- **Task statement**
Across the data below, how many lines hold "этой"? Answer with that number and nothing else.

- **Available records**
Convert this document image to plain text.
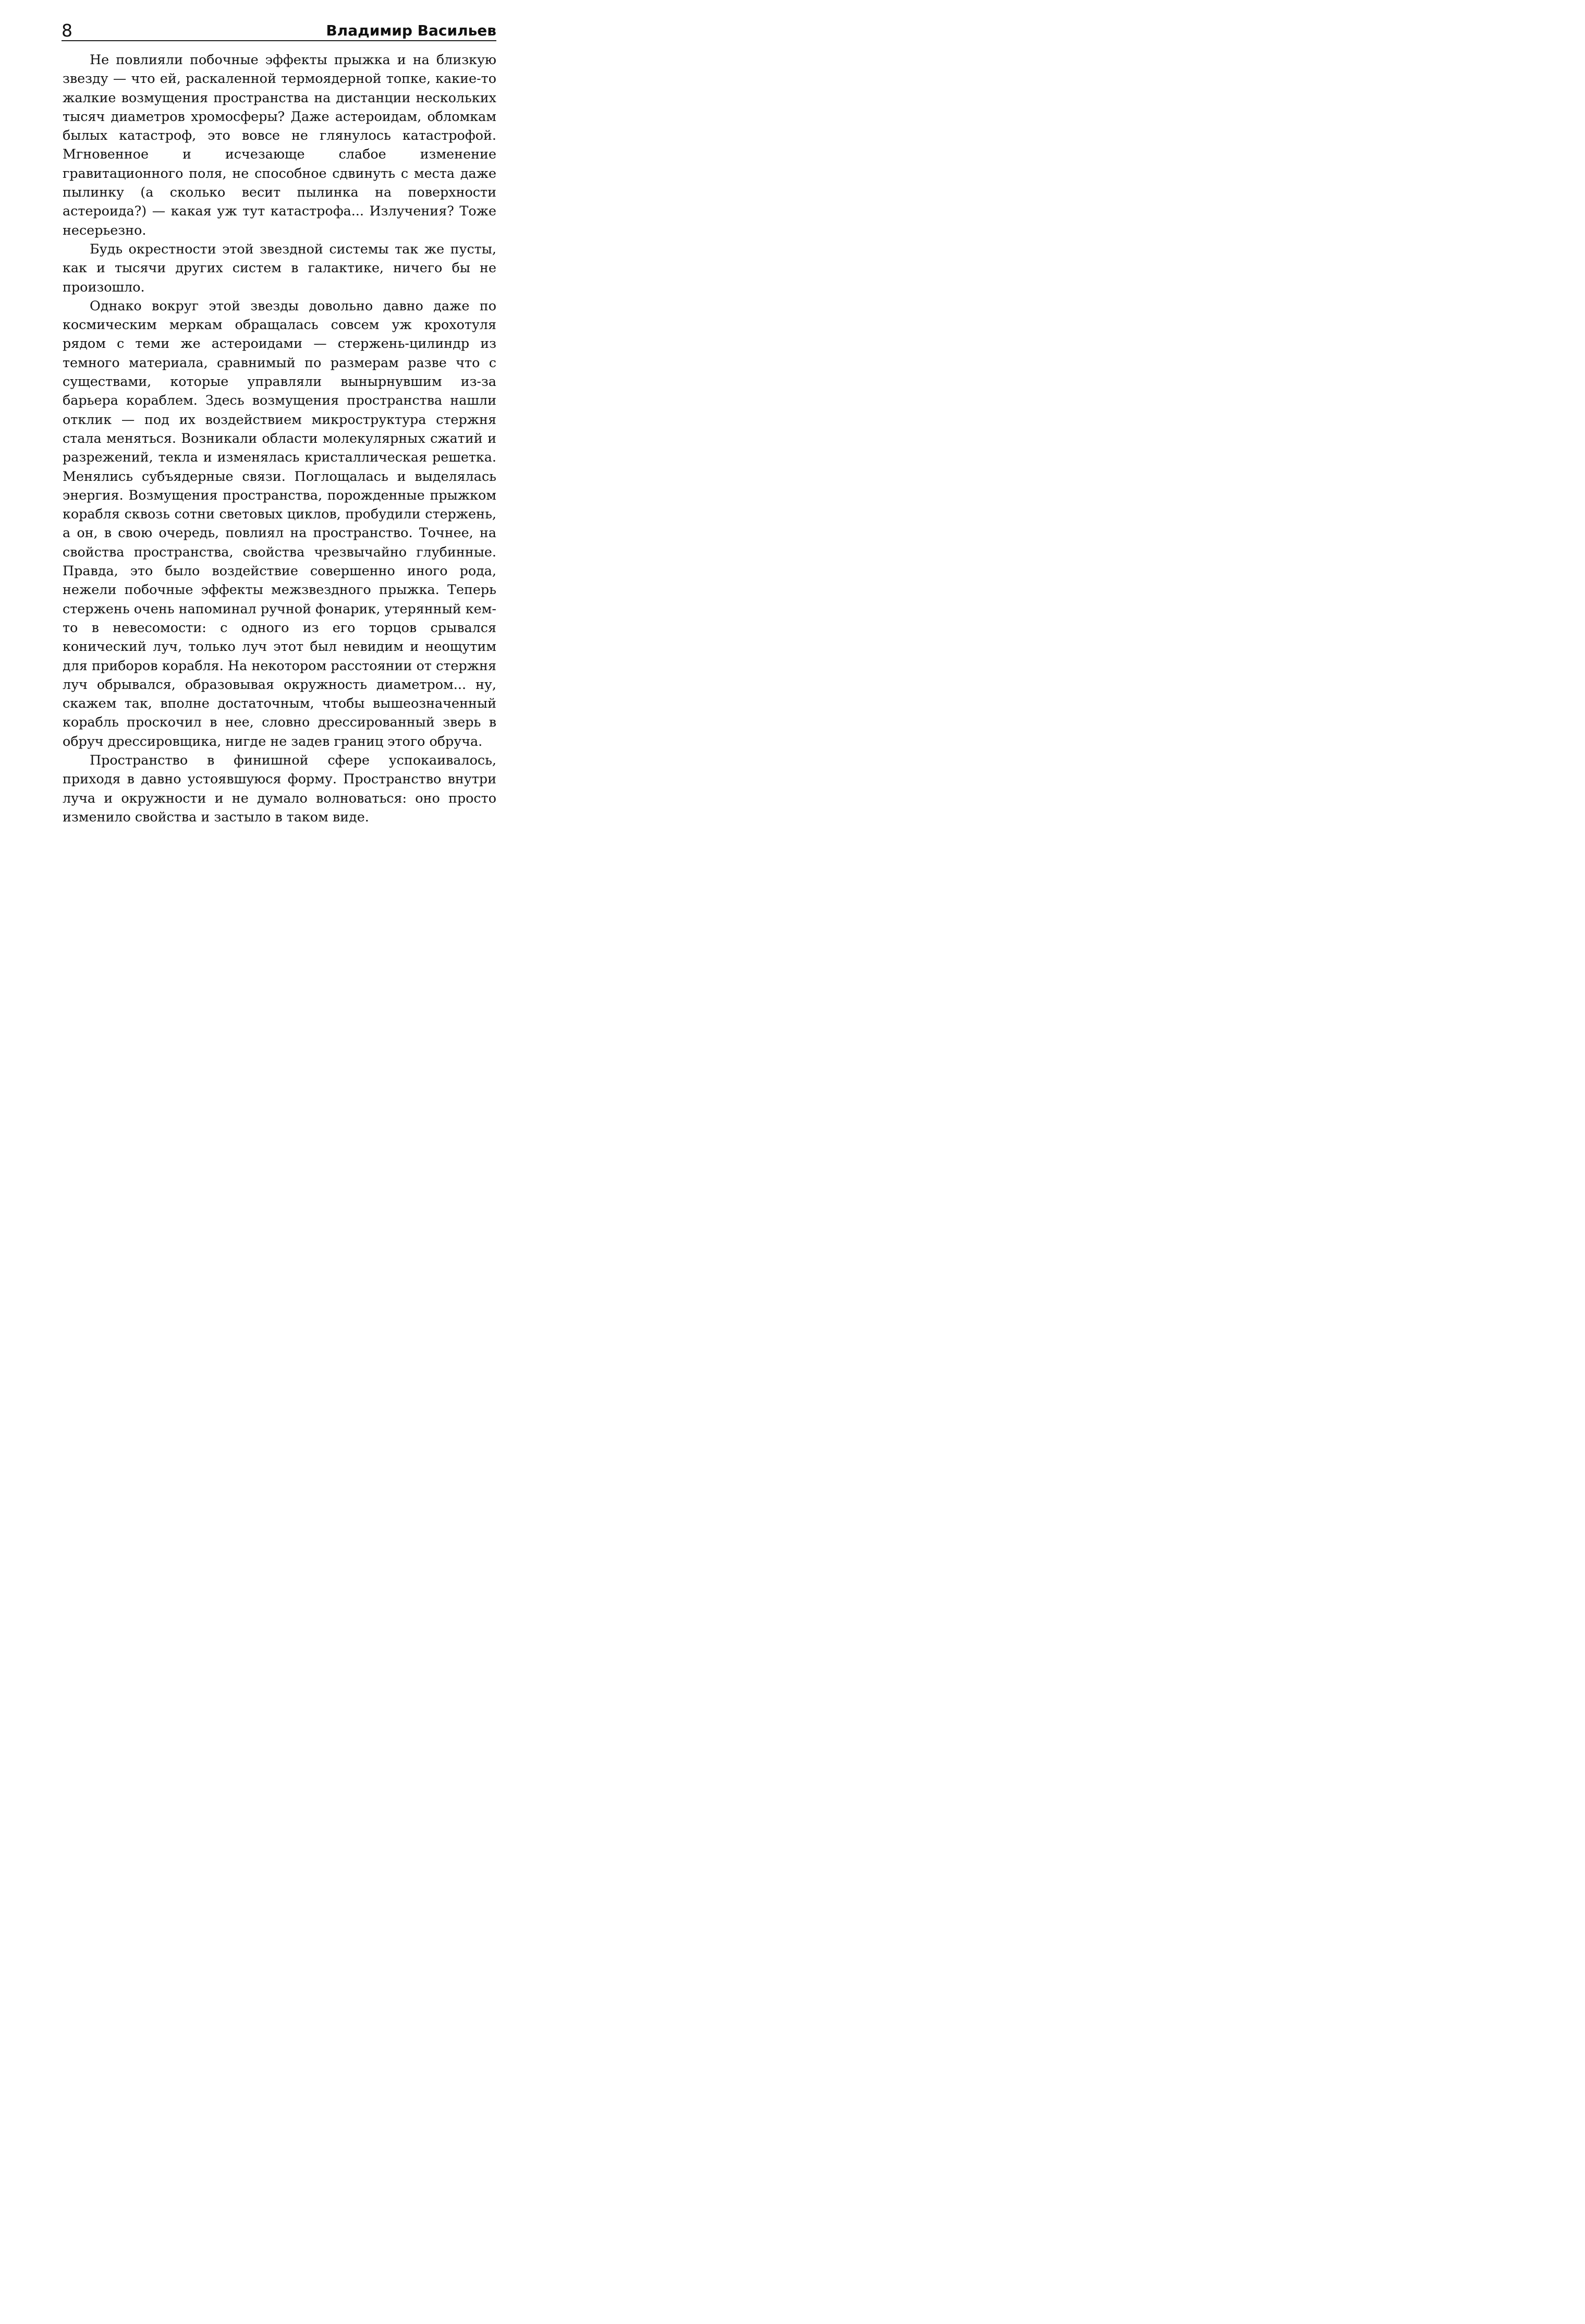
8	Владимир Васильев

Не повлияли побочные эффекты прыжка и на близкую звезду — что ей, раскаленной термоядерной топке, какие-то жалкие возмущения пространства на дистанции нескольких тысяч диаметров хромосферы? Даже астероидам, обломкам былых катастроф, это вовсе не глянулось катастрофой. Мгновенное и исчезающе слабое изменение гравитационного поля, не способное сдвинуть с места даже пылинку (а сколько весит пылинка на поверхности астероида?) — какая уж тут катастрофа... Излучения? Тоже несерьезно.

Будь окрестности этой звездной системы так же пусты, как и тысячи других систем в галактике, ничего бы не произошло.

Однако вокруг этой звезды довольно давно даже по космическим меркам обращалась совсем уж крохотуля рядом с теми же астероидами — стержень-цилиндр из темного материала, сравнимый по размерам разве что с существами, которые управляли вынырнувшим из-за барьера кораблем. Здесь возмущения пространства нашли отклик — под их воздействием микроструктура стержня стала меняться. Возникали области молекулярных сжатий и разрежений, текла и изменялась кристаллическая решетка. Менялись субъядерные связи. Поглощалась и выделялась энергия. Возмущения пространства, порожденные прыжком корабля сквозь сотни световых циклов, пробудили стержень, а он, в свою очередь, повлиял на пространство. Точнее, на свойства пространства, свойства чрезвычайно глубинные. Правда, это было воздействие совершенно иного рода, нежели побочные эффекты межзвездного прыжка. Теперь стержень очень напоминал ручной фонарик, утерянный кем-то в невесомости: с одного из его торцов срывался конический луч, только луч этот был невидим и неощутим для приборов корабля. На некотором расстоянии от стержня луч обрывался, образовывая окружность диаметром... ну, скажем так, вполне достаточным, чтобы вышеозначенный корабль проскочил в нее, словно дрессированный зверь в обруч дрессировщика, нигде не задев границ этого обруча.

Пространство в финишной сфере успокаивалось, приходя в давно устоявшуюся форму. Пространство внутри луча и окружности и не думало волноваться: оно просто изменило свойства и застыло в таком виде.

--

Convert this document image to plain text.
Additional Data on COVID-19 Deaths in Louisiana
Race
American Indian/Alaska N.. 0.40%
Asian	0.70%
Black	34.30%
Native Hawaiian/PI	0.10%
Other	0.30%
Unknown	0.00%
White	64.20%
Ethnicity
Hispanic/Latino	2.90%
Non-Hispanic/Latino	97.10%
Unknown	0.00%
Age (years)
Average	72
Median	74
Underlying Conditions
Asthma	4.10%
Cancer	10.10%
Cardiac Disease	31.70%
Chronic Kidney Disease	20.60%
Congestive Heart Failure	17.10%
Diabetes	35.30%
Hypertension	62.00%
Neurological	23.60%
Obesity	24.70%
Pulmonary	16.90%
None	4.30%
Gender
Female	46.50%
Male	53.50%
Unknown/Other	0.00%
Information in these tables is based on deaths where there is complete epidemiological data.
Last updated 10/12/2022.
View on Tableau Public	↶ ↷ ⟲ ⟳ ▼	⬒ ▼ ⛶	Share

* * *

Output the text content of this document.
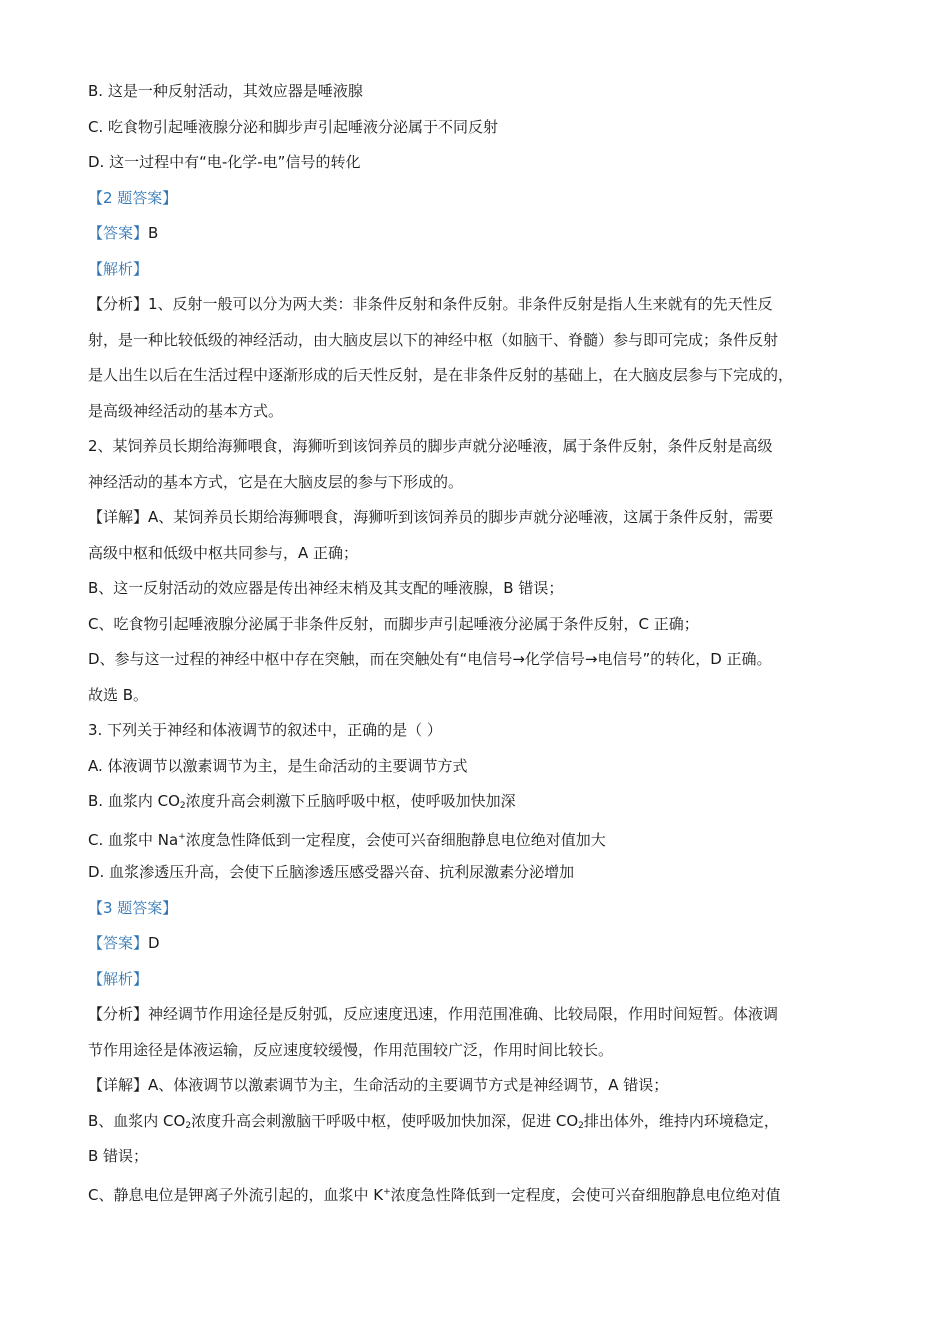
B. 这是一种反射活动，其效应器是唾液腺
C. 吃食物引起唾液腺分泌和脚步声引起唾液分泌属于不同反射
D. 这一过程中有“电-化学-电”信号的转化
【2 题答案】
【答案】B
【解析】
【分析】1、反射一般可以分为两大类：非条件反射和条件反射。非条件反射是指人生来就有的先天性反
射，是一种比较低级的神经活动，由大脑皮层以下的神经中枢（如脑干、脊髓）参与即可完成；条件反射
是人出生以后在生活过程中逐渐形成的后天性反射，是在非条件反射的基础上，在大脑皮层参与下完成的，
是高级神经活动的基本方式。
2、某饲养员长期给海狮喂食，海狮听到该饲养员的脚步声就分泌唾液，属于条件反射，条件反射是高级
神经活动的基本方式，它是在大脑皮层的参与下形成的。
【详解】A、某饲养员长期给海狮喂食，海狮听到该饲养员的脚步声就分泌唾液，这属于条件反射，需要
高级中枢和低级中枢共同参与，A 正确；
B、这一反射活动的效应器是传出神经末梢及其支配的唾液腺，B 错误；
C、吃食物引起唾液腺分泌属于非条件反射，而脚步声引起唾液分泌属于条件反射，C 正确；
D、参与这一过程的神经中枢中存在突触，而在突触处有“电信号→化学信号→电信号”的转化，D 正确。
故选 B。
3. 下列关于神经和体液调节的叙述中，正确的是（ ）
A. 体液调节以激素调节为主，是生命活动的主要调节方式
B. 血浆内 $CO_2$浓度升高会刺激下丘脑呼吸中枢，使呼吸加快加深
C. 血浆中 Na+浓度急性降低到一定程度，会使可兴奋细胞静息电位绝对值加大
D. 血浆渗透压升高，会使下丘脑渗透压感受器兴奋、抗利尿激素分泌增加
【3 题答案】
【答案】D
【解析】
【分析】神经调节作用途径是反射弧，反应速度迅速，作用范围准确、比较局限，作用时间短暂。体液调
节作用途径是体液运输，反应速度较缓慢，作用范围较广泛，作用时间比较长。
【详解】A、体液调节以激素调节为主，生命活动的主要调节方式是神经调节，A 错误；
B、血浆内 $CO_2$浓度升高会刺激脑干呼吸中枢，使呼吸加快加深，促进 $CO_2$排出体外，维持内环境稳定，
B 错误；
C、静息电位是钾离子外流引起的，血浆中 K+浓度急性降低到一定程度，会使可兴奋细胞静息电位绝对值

- **Output for this task**
2